Given exercise
Give back the entire listing verbatim.

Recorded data
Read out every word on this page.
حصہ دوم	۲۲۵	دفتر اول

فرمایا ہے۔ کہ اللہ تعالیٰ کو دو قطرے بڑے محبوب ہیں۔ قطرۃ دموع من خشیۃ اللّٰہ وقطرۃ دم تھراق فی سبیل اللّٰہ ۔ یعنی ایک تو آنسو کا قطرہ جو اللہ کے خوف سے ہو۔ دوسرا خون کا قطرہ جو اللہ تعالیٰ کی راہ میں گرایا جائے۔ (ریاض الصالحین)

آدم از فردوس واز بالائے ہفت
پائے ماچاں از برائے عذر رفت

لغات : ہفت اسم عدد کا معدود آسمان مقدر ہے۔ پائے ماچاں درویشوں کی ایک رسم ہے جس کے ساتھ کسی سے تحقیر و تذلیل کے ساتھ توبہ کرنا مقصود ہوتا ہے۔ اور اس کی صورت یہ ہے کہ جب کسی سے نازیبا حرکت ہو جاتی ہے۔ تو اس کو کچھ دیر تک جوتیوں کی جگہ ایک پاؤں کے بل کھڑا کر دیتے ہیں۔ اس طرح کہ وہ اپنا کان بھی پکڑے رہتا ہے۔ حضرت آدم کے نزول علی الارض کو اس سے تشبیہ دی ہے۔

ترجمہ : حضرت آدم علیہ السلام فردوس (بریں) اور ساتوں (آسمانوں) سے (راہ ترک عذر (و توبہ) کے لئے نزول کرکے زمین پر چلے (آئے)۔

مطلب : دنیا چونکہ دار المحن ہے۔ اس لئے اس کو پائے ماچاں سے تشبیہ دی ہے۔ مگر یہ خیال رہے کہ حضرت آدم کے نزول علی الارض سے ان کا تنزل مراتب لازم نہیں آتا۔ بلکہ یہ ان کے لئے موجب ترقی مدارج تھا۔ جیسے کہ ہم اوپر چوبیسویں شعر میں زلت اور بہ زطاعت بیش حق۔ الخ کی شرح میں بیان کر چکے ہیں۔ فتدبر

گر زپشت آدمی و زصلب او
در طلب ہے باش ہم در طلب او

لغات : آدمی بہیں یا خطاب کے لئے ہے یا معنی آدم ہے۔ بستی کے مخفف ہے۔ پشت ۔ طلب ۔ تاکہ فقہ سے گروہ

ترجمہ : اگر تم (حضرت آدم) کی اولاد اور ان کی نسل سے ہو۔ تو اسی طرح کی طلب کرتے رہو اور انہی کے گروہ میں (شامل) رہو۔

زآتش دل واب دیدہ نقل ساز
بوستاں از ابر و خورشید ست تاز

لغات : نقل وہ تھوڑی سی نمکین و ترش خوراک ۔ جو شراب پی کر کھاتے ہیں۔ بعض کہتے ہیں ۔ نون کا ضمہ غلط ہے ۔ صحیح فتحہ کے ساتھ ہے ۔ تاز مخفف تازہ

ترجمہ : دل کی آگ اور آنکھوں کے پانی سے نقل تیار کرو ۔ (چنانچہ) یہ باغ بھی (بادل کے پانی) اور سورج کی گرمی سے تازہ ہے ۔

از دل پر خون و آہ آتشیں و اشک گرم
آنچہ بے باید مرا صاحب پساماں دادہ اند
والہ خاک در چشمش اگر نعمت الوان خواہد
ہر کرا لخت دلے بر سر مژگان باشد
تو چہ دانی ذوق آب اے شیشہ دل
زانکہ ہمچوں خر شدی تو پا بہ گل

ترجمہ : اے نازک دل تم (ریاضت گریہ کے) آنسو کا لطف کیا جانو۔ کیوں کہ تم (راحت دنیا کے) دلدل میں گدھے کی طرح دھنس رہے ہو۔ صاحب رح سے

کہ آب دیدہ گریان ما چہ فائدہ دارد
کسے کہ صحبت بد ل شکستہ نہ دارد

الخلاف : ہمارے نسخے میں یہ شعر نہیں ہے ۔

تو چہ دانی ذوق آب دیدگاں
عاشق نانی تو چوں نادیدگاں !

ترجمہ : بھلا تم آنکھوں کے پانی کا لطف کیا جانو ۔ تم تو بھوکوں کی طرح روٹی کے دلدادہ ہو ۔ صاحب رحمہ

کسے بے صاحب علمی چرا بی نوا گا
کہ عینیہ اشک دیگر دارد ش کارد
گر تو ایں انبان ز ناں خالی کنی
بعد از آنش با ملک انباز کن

Completed exercise
Read out every word on this page.
حصہ دوم	۲۲۵	دفتر اول

فرمایا ہے۔ کہ اللہ تعالیٰ کو دو قطرے بڑے محبوب ہیں۔ قطرۃ دموع من خشیۃ اللّٰہ وقطرۃ دم تھراق فی سبیل اللّٰہ ۔ یعنی ایک تو آنسو کا قطرہ جو اللہ کے خوف سے ہو۔ دوسرا خون کا قطرہ جو اللہ تعالیٰ کی راہ میں گرایا جائے۔ (ریاض الصالحین)

آدم از فردوس واز بالائے ہفت
پائے ماچاں از برائے عذر رفت

لغات : ہفت اسم عدد کا معدود آسمان مقدر ہے۔ پائے ماچاں درویشوں کی ایک رسم ہے جس کے ساتھ کسی سے تحقیر و تذلیل کے ساتھ توبہ کرنا مقصود ہوتا ہے۔ اور اس کی صورت یہ ہے کہ جب کسی سے نازیبا حرکت ہو جاتی ہے۔ تو اس کو کچھ دیر تک جوتیوں کی جگہ ایک پاؤں کے بل کھڑا کر دیتے ہیں۔ اس طرح کہ وہ اپنا کان بھی پکڑے رہتا ہے۔ حضرت آدم کے نزول علی الارض کو اس سے تشبیہ دی ہے۔

ترجمہ : حضرت آدم علیہ السلام فردوس (بریں) اور ساتوں (آسمانوں) سے (راہ ترک عذر (و توبہ) کے لئے نزول کرکے زمین پر چلے (آئے)۔

مطلب : دنیا چونکہ دار المحن ہے۔ اس لئے اس کو پائے ماچاں سے تشبیہ دی ہے۔ مگر یہ خیال رہے کہ حضرت آدم کے نزول علی الارض سے ان کا تنزل مراتب لازم نہیں آتا۔ بلکہ یہ ان کے لئے موجب ترقی مدارج تھا۔ جیسے کہ ہم اوپر چوبیسویں شعر میں زلت اور بہ زطاعت بیش حق۔ الخ کی شرح میں بیان کر چکے ہیں۔ فتدبر

گر زپشت آدمی و زصلب او
در طلب ہے باش ہم در طلب او

لغات : آدمی بہیں یا خطاب کے لئے ہے یا معنی آدم ہے۔ بستی کے مخفف ہے۔ پشت ۔ طلب ۔ تاکہ فقہ سے گروہ

ترجمہ : اگر تم (حضرت آدم) کی اولاد اور ان کی نسل سے ہو۔ تو اسی طرح کی طلب کرتے رہو اور انہی کے گروہ میں (شامل) رہو۔

زآتش دل واب دیدہ نقل ساز
بوستاں از ابر و خورشید ست تاز

لغات : نقل وہ تھوڑی سی نمکین و ترش خوراک ۔ جو شراب پی کر کھاتے ہیں۔ بعض کہتے ہیں ۔ نون کا ضمہ غلط ہے ۔ صحیح فتحہ کے ساتھ ہے ۔ تاز مخفف تازہ

ترجمہ : دل کی آگ اور آنکھوں کے پانی سے نقل تیار کرو ۔ (چنانچہ) یہ باغ بھی (بادل کے پانی) اور سورج کی گرمی سے تازہ ہے ۔

از دل پر خون و آہ آتشیں و اشک گرم
آنچہ بے باید مرا صاحب پساماں دادہ اند
والہ خاک در چشمش اگر نعمت الوان خواہد
ہر کرا لخت دلے بر سر مژگان باشد
تو چہ دانی ذوق آب اے شیشہ دل
زانکہ ہمچوں خر شدی تو پا بہ گل

ترجمہ : اے نازک دل تم (ریاضت گریہ کے) آنسو کا لطف کیا جانو۔ کیوں کہ تم (راحت دنیا کے) دلدل میں گدھے کی طرح دھنس رہے ہو۔ صاحب رح سے

کہ آب دیدہ گریان ما چہ فائدہ دارد
کسے کہ صحبت بد ل شکستہ نہ دارد

الخلاف : ہمارے نسخے میں یہ شعر نہیں ہے ۔

تو چہ دانی ذوق آب دیدگاں
عاشق نانی تو چوں نادیدگاں !

ترجمہ : بھلا تم آنکھوں کے پانی کا لطف کیا جانو ۔ تم تو بھوکوں کی طرح روٹی کے دلدادہ ہو ۔ صاحب رحمہ

کسے بے صاحب علمی چرا بی نوا گا
کہ عینیہ اشک دیگر دارد ش کارد
گر تو ایں انبان ز ناں خالی کنی
بعد از آنش با ملک انباز کن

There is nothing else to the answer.